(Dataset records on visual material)
....
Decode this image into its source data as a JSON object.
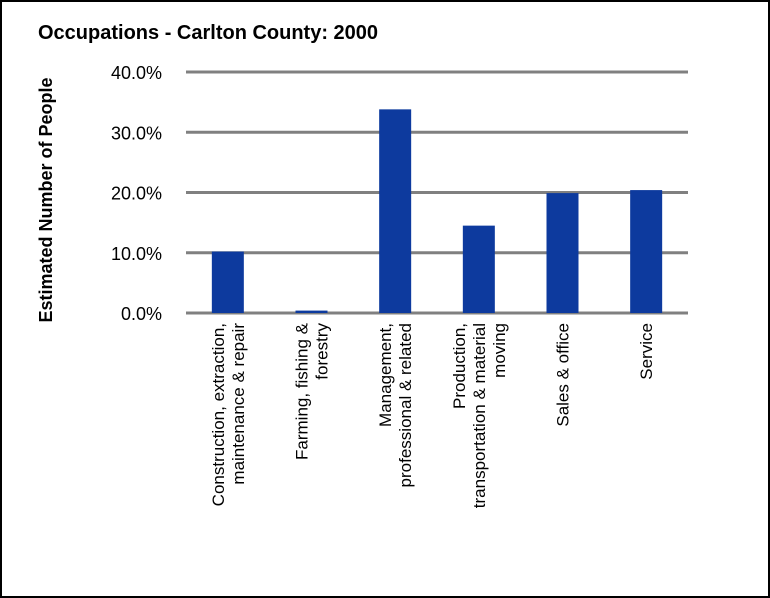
{
  "chart_data": {
    "type": "bar",
    "title": "Occupations - Carlton County: 2000",
    "ylabel": "Estimated Number of People",
    "xlabel": "",
    "ylim": [
      0,
      40
    ],
    "yticks": [
      0,
      10,
      20,
      30,
      40
    ],
    "ytick_labels": [
      "0.0%",
      "10.0%",
      "20.0%",
      "30.0%",
      "40.0%"
    ],
    "grid": true,
    "categories": [
      [
        "Construction, extraction,",
        "maintenance & repair"
      ],
      [
        "Farming, fishing &",
        "forestry"
      ],
      [
        "Management,",
        "professional & related"
      ],
      [
        "Production,",
        "transportation & material",
        "moving"
      ],
      [
        "Sales & office"
      ],
      [
        "Service"
      ]
    ],
    "values": [
      10.2,
      0.4,
      33.8,
      14.5,
      19.9,
      20.4
    ],
    "bar_color": "#0d3a9e",
    "grid_color": "#808080"
  }
}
....
- **Exercise**:
Omit the pictures, and quote the material above exactly as given.

- **Full solution**:
Decode this image into its source data as a JSON object.
{
  "chart_data": {
    "type": "bar",
    "title": "Occupations - Carlton County: 2000",
    "ylabel": "Estimated Number of People",
    "xlabel": "",
    "ylim": [
      0,
      40
    ],
    "yticks": [
      0,
      10,
      20,
      30,
      40
    ],
    "ytick_labels": [
      "0.0%",
      "10.0%",
      "20.0%",
      "30.0%",
      "40.0%"
    ],
    "grid": true,
    "categories": [
      [
        "Construction, extraction,",
        "maintenance & repair"
      ],
      [
        "Farming, fishing &",
        "forestry"
      ],
      [
        "Management,",
        "professional & related"
      ],
      [
        "Production,",
        "transportation & material",
        "moving"
      ],
      [
        "Sales & office"
      ],
      [
        "Service"
      ]
    ],
    "values": [
      10.2,
      0.4,
      33.8,
      14.5,
      19.9,
      20.4
    ],
    "bar_color": "#0d3a9e",
    "grid_color": "#808080"
  }
}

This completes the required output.